Raw entries
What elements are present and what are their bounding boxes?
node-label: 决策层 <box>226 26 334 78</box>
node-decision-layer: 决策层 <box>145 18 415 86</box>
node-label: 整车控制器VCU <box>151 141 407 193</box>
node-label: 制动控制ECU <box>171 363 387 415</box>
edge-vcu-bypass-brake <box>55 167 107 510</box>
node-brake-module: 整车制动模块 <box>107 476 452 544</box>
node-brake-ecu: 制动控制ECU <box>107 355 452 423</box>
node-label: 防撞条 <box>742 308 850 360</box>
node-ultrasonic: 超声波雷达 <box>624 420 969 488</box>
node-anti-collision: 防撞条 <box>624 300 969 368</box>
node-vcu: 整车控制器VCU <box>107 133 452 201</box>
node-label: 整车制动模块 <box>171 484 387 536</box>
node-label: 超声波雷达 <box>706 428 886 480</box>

- WORK REQUIRED -
Arrange every line of the entries above as a numbered list, skipping any blank lines.

- CORRECT ANSWER -
1. What elements are present and what are their bounding boxes?
2. node-label: 决策层 <box>226 26 334 78</box>
3. node-decision-layer: 决策层 <box>145 18 415 86</box>
4. node-label: 整车控制器VCU <box>151 141 407 193</box>
5. node-label: 制动控制ECU <box>171 363 387 415</box>
6. edge-vcu-bypass-brake <box>55 167 107 510</box>
7. node-brake-module: 整车制动模块 <box>107 476 452 544</box>
8. node-brake-ecu: 制动控制ECU <box>107 355 452 423</box>
9. node-label: 防撞条 <box>742 308 850 360</box>
10. node-ultrasonic: 超声波雷达 <box>624 420 969 488</box>
11. node-anti-collision: 防撞条 <box>624 300 969 368</box>
12. node-vcu: 整车控制器VCU <box>107 133 452 201</box>
13. node-label: 整车制动模块 <box>171 484 387 536</box>
14. node-label: 超声波雷达 <box>706 428 886 480</box>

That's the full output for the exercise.